__Testo di studio__.
^^^^^^^^^^^^^^^^

La bellezza della pelle passa, è risaputo, da una corretta idratazione; essa deriva moltissimo dalle abitudini alimentari e dallo stile di vita, per cui bere molta acqua, mangiare frutta e verdura sicuramente esplicano i loro effetti positivi anche sulla pelle che apparirà più luminosa e compatta. 

Tuttavia una buona crema viso e corpo, applicata con costanza mattina e sera, può davvero fare la differenza nel mantenere il corretto grado di idratazione della pelle, e quindi la sua giovinezza ed elasticità.

 

Molte volte mi capita di sentire clienti affermare “ma io uso sempre la crema …, eppure ho la pelle che tira/ che si ingrassa subito/ con pori dilatati”.

Una parte di questi effetti può trovare la propria spiegazione negli ingredienti che tali creme utilizzano; per questo è importante controllare, per quanto possibile, l’INCI di ciascun prodotto, ovvero l’elenco degli ingredienti in esso utilizzati, menzionati in ordine decrescente (cioè da quelli presenti in percentuale più alta a scendere).

Oggi ci concentriamo su un ingrediente chiamato in diversi modi: Petrolatum, Paraffinum Liquidum, Mineral Oil, o più comunemente Paraffina.

Si tratta di un olio minerale sintetico, ottenuto dal petrolio, e impiegato tra l’altro nella produzione di candele, lubrificanti, gomme da masticare e, appunto, cosmetici e prodotti per la cura del corpo.

^^^^^^^^^^^^^^^^

__Materiale fornito__.
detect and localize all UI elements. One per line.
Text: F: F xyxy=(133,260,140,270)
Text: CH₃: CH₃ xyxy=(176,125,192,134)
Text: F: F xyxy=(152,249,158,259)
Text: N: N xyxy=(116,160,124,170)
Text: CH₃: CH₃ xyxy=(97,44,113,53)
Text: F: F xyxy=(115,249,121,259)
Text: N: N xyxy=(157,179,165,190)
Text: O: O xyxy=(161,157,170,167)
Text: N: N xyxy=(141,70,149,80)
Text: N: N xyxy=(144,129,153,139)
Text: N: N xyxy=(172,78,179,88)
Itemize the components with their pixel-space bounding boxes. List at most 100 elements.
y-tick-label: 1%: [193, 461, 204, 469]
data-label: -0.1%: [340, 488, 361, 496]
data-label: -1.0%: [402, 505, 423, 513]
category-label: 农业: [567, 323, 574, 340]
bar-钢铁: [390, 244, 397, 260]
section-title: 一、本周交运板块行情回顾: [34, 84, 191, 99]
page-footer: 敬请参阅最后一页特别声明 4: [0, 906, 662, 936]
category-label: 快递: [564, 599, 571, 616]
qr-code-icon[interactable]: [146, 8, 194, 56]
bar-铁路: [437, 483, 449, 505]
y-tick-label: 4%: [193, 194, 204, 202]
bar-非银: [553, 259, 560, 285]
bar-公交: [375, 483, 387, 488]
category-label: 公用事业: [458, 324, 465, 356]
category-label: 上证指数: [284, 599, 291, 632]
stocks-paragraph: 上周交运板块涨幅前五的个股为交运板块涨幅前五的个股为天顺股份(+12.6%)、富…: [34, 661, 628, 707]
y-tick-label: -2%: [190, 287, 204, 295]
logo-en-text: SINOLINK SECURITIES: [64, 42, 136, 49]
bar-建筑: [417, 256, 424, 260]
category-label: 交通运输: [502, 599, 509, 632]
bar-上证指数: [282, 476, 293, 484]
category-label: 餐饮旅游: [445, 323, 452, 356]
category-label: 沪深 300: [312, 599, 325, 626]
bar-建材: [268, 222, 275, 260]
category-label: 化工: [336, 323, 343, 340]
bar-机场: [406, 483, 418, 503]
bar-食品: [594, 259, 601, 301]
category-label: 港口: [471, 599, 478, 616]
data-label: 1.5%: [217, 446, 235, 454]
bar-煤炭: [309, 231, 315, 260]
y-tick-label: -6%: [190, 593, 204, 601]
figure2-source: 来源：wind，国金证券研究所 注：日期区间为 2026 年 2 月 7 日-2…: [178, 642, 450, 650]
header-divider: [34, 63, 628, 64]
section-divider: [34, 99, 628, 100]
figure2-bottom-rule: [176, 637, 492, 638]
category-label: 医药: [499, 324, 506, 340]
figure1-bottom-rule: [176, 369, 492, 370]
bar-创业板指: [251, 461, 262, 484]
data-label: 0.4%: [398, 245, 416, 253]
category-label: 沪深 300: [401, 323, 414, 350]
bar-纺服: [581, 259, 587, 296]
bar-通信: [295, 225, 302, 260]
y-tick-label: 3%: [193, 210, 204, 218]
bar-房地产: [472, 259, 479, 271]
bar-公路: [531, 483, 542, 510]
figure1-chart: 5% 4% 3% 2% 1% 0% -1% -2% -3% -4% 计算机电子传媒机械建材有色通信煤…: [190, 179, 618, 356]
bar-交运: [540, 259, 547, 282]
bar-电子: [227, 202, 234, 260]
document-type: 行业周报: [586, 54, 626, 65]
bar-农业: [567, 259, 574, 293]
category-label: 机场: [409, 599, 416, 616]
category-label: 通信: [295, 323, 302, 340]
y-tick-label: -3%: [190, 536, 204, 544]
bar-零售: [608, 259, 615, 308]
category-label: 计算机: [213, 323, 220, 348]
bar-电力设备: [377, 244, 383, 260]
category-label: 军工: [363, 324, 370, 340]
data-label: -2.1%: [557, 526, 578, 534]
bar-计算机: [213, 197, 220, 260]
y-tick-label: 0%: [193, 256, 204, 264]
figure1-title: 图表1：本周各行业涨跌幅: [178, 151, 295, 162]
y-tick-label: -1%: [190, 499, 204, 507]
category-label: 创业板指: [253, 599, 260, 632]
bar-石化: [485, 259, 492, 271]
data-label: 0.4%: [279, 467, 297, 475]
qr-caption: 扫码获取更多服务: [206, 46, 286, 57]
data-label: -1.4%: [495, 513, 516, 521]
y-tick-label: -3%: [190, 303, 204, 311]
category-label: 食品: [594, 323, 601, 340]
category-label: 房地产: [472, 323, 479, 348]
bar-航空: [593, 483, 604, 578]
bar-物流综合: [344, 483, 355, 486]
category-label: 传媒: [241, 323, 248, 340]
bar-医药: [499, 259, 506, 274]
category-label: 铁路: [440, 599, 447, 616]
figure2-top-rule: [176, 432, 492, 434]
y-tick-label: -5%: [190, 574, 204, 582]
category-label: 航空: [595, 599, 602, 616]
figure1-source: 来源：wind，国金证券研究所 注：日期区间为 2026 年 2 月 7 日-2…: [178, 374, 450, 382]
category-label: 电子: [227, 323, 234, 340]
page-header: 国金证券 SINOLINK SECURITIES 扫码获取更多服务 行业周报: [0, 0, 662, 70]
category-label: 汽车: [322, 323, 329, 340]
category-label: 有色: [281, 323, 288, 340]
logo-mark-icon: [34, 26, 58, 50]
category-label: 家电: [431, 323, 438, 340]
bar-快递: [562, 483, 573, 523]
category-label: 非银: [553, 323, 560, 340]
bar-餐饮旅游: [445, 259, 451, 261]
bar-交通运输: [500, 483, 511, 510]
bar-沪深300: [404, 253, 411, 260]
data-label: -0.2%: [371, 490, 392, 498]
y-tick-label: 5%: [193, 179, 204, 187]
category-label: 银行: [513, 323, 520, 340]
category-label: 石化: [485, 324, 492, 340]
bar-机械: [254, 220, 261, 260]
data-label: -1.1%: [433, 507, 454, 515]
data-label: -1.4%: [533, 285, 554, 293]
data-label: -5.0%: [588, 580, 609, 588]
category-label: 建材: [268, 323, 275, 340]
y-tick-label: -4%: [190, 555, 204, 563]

^^^^^^^^^^^^^^^^

__Istruzioni__.
1. Per favore, ripeti alla lettera il passo del testo sull'idratazione della pelle che si apre con le parole contenenti "La bellezza della" e si chiude con "giovinezza ed elasticità.".
2. Secondo il testo sull'idratazione della pelle, da che cosa si ottiene la paraffina?
3. In base al testo sull'idratazione della pelle, spiega perché è importante controllare l'INCI di una crema.

__Elenco risposte__.
1.
La bellezza della pelle passa, è risaputo, da una corretta idratazione; essa deriva moltissimo dalle abitudini alimentari e dallo stile di vita, per cui bere molta acqua, mangiare frutta e verdura sicuramente esplicano i loro effetti positivi anche sulla pelle che apparirà più luminosa e compatta. 

Tuttavia una buona crema viso e corpo, applicata con costanza mattina e sera, può davvero fare la differenza nel mantenere il corretto grado di idratazione della pelle, e quindi la sua giovinezza ed elasticità.

2. Dal petrolio.

3. Perché una parte degli effetti lamentati da chi usa sempre la crema può trovare spiegazione negli ingredienti delle creme. Tra questi effetti ci sono la pelle che tira, che si ingrassa subito o con pori dilatati. L'INCI è l'elenco di questi ingredienti, in ordine decrescente di percentuale.